Records for this task:

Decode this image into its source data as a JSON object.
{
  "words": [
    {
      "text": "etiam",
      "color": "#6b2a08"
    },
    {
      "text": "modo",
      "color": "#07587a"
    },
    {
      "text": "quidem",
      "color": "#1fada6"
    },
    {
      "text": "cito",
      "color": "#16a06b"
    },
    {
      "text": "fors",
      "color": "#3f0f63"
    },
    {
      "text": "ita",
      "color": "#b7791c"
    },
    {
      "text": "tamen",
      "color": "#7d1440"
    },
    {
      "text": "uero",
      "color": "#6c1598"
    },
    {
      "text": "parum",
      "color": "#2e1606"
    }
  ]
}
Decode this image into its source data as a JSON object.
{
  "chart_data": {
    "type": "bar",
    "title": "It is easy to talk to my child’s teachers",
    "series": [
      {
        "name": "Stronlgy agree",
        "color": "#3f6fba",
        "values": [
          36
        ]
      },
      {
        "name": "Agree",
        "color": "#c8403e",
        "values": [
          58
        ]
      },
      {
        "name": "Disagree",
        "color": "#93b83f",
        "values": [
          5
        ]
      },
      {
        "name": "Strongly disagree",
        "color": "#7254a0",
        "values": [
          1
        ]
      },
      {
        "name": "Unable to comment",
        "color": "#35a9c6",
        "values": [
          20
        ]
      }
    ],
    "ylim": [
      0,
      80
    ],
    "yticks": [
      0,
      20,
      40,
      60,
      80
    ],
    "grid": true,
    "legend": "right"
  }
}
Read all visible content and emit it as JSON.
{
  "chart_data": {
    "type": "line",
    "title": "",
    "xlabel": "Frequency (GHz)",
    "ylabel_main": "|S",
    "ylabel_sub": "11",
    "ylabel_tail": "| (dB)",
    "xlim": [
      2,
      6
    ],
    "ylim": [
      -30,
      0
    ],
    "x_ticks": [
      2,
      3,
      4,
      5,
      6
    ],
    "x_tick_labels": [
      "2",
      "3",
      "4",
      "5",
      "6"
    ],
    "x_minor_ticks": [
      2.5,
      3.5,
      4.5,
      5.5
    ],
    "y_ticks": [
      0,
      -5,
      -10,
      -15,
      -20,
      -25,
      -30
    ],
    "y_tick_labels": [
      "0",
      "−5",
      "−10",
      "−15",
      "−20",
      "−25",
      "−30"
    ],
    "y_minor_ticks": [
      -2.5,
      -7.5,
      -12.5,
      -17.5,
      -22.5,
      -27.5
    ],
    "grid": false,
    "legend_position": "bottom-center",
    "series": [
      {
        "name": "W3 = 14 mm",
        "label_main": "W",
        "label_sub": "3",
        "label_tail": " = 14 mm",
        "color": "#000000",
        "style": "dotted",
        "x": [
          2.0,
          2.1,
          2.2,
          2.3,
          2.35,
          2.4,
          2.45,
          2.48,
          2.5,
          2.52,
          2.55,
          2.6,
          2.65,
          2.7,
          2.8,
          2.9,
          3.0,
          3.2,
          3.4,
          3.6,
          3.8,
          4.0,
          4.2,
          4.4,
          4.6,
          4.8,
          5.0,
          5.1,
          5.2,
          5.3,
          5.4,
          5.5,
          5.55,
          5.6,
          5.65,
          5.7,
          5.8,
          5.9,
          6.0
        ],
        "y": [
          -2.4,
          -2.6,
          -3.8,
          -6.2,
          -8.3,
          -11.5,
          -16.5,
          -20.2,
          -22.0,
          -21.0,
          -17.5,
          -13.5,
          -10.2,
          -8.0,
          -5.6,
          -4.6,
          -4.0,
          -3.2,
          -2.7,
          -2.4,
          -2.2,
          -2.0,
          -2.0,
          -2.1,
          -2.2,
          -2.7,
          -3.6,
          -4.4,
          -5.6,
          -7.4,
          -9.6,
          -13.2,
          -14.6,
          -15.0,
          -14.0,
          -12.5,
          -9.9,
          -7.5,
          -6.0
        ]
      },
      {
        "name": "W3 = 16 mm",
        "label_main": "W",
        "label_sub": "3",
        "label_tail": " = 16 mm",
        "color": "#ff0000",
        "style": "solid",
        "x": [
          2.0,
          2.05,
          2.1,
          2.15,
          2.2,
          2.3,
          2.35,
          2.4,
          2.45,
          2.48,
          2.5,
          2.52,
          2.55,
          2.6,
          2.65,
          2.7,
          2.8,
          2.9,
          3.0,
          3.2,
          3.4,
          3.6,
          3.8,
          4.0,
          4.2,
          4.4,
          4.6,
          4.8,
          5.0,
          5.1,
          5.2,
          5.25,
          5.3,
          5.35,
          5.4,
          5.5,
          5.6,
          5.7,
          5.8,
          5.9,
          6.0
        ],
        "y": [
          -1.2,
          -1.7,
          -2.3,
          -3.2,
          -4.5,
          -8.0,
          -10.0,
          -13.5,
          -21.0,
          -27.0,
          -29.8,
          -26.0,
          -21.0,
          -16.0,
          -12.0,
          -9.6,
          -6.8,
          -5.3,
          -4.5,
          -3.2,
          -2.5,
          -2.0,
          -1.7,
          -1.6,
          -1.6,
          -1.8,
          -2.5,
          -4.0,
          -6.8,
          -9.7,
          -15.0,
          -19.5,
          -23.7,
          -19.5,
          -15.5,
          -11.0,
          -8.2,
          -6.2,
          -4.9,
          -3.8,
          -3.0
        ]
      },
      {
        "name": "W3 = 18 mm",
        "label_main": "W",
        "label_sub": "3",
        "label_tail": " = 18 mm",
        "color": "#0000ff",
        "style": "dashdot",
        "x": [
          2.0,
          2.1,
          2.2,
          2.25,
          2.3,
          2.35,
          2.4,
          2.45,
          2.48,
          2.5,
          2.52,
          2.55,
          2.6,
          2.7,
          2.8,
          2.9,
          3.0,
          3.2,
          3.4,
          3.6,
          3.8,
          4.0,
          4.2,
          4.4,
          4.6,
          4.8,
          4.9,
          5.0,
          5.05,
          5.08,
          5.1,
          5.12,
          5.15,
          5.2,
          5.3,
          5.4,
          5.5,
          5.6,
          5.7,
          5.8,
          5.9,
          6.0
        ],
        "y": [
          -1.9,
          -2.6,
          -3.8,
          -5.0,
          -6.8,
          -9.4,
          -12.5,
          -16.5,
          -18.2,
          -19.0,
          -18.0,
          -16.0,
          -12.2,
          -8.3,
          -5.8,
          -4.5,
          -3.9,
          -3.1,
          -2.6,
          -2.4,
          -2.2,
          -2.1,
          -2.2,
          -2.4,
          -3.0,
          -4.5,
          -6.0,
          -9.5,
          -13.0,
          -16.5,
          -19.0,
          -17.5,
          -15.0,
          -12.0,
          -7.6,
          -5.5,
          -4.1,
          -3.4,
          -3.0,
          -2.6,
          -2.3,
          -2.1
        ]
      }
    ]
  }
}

Exercise directions:
Copy the records above exactly as they appear.

Task result:
Decode this image into its source data as a JSON object.
{
  "words": [
    {
      "text": "etiam",
      "color": "#6b2a08"
    },
    {
      "text": "modo",
      "color": "#07587a"
    },
    {
      "text": "quidem",
      "color": "#1fada6"
    },
    {
      "text": "cito",
      "color": "#16a06b"
    },
    {
      "text": "fors",
      "color": "#3f0f63"
    },
    {
      "text": "ita",
      "color": "#b7791c"
    },
    {
      "text": "tamen",
      "color": "#7d1440"
    },
    {
      "text": "uero",
      "color": "#6c1598"
    },
    {
      "text": "parum",
      "color": "#2e1606"
    }
  ]
}
Decode this image into its source data as a JSON object.
{
  "chart_data": {
    "type": "bar",
    "title": "It is easy to talk to my child’s teachers",
    "series": [
      {
        "name": "Stronlgy agree",
        "color": "#3f6fba",
        "values": [
          36
        ]
      },
      {
        "name": "Agree",
        "color": "#c8403e",
        "values": [
          58
        ]
      },
      {
        "name": "Disagree",
        "color": "#93b83f",
        "values": [
          5
        ]
      },
      {
        "name": "Strongly disagree",
        "color": "#7254a0",
        "values": [
          1
        ]
      },
      {
        "name": "Unable to comment",
        "color": "#35a9c6",
        "values": [
          20
        ]
      }
    ],
    "ylim": [
      0,
      80
    ],
    "yticks": [
      0,
      20,
      40,
      60,
      80
    ],
    "grid": true,
    "legend": "right"
  }
}
Read all visible content and emit it as JSON.
{
  "chart_data": {
    "type": "line",
    "title": "",
    "xlabel": "Frequency (GHz)",
    "ylabel_main": "|S",
    "ylabel_sub": "11",
    "ylabel_tail": "| (dB)",
    "xlim": [
      2,
      6
    ],
    "ylim": [
      -30,
      0
    ],
    "x_ticks": [
      2,
      3,
      4,
      5,
      6
    ],
    "x_tick_labels": [
      "2",
      "3",
      "4",
      "5",
      "6"
    ],
    "x_minor_ticks": [
      2.5,
      3.5,
      4.5,
      5.5
    ],
    "y_ticks": [
      0,
      -5,
      -10,
      -15,
      -20,
      -25,
      -30
    ],
    "y_tick_labels": [
      "0",
      "−5",
      "−10",
      "−15",
      "−20",
      "−25",
      "−30"
    ],
    "y_minor_ticks": [
      -2.5,
      -7.5,
      -12.5,
      -17.5,
      -22.5,
      -27.5
    ],
    "grid": false,
    "legend_position": "bottom-center",
    "series": [
      {
        "name": "W3 = 14 mm",
        "label_main": "W",
        "label_sub": "3",
        "label_tail": " = 14 mm",
        "color": "#000000",
        "style": "dotted",
        "x": [
          2.0,
          2.1,
          2.2,
          2.3,
          2.35,
          2.4,
          2.45,
          2.48,
          2.5,
          2.52,
          2.55,
          2.6,
          2.65,
          2.7,
          2.8,
          2.9,
          3.0,
          3.2,
          3.4,
          3.6,
          3.8,
          4.0,
          4.2,
          4.4,
          4.6,
          4.8,
          5.0,
          5.1,
          5.2,
          5.3,
          5.4,
          5.5,
          5.55,
          5.6,
          5.65,
          5.7,
          5.8,
          5.9,
          6.0
        ],
        "y": [
          -2.4,
          -2.6,
          -3.8,
          -6.2,
          -8.3,
          -11.5,
          -16.5,
          -20.2,
          -22.0,
          -21.0,
          -17.5,
          -13.5,
          -10.2,
          -8.0,
          -5.6,
          -4.6,
          -4.0,
          -3.2,
          -2.7,
          -2.4,
          -2.2,
          -2.0,
          -2.0,
          -2.1,
          -2.2,
          -2.7,
          -3.6,
          -4.4,
          -5.6,
          -7.4,
          -9.6,
          -13.2,
          -14.6,
          -15.0,
          -14.0,
          -12.5,
          -9.9,
          -7.5,
          -6.0
        ]
      },
      {
        "name": "W3 = 16 mm",
        "label_main": "W",
        "label_sub": "3",
        "label_tail": " = 16 mm",
        "color": "#ff0000",
        "style": "solid",
        "x": [
          2.0,
          2.05,
          2.1,
          2.15,
          2.2,
          2.3,
          2.35,
          2.4,
          2.45,
          2.48,
          2.5,
          2.52,
          2.55,
          2.6,
          2.65,
          2.7,
          2.8,
          2.9,
          3.0,
          3.2,
          3.4,
          3.6,
          3.8,
          4.0,
          4.2,
          4.4,
          4.6,
          4.8,
          5.0,
          5.1,
          5.2,
          5.25,
          5.3,
          5.35,
          5.4,
          5.5,
          5.6,
          5.7,
          5.8,
          5.9,
          6.0
        ],
        "y": [
          -1.2,
          -1.7,
          -2.3,
          -3.2,
          -4.5,
          -8.0,
          -10.0,
          -13.5,
          -21.0,
          -27.0,
          -29.8,
          -26.0,
          -21.0,
          -16.0,
          -12.0,
          -9.6,
          -6.8,
          -5.3,
          -4.5,
          -3.2,
          -2.5,
          -2.0,
          -1.7,
          -1.6,
          -1.6,
          -1.8,
          -2.5,
          -4.0,
          -6.8,
          -9.7,
          -15.0,
          -19.5,
          -23.7,
          -19.5,
          -15.5,
          -11.0,
          -8.2,
          -6.2,
          -4.9,
          -3.8,
          -3.0
        ]
      },
      {
        "name": "W3 = 18 mm",
        "label_main": "W",
        "label_sub": "3",
        "label_tail": " = 18 mm",
        "color": "#0000ff",
        "style": "dashdot",
        "x": [
          2.0,
          2.1,
          2.2,
          2.25,
          2.3,
          2.35,
          2.4,
          2.45,
          2.48,
          2.5,
          2.52,
          2.55,
          2.6,
          2.7,
          2.8,
          2.9,
          3.0,
          3.2,
          3.4,
          3.6,
          3.8,
          4.0,
          4.2,
          4.4,
          4.6,
          4.8,
          4.9,
          5.0,
          5.05,
          5.08,
          5.1,
          5.12,
          5.15,
          5.2,
          5.3,
          5.4,
          5.5,
          5.6,
          5.7,
          5.8,
          5.9,
          6.0
        ],
        "y": [
          -1.9,
          -2.6,
          -3.8,
          -5.0,
          -6.8,
          -9.4,
          -12.5,
          -16.5,
          -18.2,
          -19.0,
          -18.0,
          -16.0,
          -12.2,
          -8.3,
          -5.8,
          -4.5,
          -3.9,
          -3.1,
          -2.6,
          -2.4,
          -2.2,
          -2.1,
          -2.2,
          -2.4,
          -3.0,
          -4.5,
          -6.0,
          -9.5,
          -13.0,
          -16.5,
          -19.0,
          -17.5,
          -15.0,
          -12.0,
          -7.6,
          -5.5,
          -4.1,
          -3.4,
          -3.0,
          -2.6,
          -2.3,
          -2.1
        ]
      }
    ]
  }
}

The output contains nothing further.